— Start Material for the task —
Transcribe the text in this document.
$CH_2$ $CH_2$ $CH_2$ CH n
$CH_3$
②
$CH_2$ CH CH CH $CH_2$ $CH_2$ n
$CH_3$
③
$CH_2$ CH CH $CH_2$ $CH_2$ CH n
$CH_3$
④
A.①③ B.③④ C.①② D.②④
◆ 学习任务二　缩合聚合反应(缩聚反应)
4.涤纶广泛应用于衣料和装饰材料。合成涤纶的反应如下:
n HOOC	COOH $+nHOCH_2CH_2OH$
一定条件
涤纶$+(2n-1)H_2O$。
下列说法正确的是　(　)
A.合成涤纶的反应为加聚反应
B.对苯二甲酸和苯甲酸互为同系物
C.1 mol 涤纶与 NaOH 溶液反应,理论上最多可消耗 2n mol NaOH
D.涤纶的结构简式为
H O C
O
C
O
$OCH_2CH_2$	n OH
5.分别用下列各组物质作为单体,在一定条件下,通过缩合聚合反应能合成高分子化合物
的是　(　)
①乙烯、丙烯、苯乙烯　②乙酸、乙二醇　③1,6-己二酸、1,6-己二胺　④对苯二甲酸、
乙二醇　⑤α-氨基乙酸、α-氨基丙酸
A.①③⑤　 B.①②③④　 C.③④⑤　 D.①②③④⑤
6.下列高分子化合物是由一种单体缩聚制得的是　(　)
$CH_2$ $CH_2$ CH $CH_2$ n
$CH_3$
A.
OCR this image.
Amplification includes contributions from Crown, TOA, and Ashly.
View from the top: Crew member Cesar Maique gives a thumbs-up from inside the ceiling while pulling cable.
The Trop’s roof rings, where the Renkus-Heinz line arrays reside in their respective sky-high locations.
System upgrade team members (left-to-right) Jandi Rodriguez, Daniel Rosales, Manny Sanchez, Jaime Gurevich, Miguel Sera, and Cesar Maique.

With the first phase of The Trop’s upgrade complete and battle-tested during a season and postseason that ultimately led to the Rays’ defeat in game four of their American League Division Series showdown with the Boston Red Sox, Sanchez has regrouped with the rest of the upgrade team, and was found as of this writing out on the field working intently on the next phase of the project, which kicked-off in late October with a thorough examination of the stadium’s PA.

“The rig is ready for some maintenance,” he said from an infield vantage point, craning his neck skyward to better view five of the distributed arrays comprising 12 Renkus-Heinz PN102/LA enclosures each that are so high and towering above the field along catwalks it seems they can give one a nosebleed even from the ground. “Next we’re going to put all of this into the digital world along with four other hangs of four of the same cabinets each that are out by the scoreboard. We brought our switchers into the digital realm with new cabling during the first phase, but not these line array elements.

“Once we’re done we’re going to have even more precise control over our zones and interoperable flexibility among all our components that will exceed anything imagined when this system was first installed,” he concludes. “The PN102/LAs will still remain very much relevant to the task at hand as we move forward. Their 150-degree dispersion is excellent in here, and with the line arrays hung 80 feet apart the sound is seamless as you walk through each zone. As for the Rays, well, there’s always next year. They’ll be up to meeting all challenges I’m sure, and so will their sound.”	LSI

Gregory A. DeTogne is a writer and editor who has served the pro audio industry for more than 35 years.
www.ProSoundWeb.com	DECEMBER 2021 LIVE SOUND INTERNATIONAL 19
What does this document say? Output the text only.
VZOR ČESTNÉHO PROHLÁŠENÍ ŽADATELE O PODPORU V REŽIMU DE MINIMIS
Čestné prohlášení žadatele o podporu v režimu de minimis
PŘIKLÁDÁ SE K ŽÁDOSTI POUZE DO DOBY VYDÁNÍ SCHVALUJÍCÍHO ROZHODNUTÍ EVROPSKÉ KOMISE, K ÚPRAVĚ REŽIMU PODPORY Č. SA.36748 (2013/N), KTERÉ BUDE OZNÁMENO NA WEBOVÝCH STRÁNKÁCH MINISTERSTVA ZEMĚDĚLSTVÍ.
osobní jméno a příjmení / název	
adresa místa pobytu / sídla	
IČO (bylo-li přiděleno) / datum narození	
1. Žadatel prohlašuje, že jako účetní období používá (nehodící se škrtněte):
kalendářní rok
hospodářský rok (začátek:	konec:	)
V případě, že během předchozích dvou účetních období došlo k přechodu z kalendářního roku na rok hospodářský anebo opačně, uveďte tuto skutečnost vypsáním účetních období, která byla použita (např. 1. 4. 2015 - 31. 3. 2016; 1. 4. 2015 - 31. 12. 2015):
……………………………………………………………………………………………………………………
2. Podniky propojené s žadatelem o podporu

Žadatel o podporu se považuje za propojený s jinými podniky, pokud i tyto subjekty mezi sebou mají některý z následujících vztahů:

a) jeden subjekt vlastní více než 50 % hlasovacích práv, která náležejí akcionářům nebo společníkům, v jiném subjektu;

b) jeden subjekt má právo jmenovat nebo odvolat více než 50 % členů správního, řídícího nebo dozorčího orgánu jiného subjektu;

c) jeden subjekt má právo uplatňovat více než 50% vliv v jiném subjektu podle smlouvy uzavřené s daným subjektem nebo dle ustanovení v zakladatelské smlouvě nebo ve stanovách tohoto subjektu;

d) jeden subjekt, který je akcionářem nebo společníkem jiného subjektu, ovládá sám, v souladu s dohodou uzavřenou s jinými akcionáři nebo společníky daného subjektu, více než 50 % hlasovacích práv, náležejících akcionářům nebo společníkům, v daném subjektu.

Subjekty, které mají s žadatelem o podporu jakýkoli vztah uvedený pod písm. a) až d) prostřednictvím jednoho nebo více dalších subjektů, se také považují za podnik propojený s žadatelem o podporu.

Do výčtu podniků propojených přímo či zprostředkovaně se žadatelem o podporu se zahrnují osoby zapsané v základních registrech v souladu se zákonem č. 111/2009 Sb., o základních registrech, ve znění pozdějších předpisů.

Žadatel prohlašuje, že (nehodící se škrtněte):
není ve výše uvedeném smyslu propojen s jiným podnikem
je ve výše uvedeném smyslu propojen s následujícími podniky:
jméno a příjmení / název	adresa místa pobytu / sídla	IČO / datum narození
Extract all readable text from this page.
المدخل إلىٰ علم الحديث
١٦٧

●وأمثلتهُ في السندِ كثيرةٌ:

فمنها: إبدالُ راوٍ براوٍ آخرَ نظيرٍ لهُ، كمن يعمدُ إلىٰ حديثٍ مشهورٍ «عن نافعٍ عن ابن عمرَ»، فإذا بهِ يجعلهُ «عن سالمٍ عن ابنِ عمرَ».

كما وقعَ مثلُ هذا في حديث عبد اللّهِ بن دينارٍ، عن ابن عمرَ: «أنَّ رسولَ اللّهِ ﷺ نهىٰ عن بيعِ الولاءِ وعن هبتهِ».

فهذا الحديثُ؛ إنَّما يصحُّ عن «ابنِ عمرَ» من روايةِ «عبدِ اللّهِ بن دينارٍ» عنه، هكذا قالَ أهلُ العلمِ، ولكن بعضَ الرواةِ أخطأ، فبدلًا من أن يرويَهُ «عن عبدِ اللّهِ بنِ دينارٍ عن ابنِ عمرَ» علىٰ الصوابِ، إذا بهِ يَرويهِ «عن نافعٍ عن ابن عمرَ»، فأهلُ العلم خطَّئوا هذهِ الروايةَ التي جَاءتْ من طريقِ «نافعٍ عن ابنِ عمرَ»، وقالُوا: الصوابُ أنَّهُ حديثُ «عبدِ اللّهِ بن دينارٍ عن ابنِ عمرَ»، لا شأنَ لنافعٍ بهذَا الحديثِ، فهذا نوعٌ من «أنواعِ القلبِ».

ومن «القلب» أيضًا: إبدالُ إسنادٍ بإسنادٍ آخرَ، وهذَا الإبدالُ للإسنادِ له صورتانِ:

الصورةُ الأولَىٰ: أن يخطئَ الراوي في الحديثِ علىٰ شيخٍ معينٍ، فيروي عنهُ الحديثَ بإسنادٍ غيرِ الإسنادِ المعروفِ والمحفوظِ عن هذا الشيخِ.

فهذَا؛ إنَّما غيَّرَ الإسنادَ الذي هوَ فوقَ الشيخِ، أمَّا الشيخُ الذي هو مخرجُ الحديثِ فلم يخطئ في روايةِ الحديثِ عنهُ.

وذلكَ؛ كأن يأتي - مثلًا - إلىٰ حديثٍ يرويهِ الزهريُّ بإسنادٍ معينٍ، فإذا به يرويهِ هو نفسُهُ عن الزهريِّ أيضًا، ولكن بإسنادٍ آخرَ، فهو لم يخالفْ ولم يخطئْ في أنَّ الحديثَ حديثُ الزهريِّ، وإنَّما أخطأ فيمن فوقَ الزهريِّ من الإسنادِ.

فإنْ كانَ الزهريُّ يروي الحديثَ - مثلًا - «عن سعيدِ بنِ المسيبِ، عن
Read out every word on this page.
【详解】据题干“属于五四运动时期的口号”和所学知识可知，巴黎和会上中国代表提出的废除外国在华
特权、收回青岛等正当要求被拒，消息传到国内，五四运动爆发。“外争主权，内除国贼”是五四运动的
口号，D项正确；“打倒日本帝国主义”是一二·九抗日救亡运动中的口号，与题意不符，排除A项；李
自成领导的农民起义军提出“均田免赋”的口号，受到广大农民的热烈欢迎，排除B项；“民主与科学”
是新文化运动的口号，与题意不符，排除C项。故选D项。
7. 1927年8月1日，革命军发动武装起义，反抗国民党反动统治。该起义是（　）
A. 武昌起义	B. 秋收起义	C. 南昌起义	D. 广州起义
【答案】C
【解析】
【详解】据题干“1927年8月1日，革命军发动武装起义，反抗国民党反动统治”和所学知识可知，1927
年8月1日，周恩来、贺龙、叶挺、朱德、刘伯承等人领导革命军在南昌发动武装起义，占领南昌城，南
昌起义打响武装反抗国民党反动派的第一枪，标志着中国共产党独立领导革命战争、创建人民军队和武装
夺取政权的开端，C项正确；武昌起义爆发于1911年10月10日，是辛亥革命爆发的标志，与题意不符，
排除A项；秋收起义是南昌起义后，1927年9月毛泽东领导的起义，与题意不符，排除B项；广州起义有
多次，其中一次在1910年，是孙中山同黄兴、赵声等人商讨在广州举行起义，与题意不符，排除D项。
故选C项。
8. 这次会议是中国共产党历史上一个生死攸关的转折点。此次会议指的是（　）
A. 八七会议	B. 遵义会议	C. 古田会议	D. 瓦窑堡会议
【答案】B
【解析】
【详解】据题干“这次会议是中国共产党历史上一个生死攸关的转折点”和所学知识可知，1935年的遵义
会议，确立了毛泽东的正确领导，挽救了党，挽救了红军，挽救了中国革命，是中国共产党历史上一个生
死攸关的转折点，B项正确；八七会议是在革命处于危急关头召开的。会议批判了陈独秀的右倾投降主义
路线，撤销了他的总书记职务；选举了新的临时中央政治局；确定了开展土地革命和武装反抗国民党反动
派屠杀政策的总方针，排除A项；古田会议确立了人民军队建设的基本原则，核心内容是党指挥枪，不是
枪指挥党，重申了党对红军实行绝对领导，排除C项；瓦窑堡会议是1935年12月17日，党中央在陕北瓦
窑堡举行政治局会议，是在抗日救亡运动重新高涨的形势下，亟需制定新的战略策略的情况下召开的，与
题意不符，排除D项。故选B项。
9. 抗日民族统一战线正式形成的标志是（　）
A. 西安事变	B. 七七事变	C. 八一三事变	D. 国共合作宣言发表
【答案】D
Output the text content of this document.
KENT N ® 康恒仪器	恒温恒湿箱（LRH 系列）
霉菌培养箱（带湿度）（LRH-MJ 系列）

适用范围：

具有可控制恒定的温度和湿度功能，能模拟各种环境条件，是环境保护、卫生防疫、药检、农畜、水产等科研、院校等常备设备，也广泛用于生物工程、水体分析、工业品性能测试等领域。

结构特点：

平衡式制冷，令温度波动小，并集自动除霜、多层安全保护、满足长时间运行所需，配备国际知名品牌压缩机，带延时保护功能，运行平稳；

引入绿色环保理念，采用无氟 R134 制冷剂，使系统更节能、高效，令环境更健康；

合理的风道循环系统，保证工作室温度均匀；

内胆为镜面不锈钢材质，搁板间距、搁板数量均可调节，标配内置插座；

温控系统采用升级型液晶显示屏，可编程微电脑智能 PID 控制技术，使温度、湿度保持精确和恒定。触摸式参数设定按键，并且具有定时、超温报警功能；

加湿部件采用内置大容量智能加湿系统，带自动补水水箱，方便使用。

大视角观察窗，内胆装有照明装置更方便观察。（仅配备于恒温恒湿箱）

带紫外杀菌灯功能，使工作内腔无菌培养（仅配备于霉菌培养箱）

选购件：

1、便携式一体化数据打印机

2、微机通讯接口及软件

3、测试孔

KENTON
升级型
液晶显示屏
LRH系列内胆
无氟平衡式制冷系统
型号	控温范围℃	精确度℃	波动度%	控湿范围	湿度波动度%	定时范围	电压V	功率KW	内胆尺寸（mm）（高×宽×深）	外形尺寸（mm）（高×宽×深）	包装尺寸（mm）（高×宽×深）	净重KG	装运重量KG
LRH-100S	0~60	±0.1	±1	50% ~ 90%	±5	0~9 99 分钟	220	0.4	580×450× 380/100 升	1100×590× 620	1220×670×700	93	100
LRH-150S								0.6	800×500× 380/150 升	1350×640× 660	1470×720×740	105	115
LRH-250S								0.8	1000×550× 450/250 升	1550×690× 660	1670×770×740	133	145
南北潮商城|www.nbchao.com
— End Material for the task —
What you will do =
Using the records given above, list every line that includes the word "hlasovacích".

Task output =
a) jeden subjekt vlastní více než 50 % hlasovacích práv, která náležejí akcionářům nebo společníkům, v jiném subjektu;
d) jeden subjekt, který je akcionářem nebo společníkem jiného subjektu, ovládá sám, v souladu s dohodou uzavřenou s jinými akcionáři nebo společníky daného subjektu, více než 50 % hlasovacích práv, náležejících akcionářům nebo společníkům, v daném subjektu.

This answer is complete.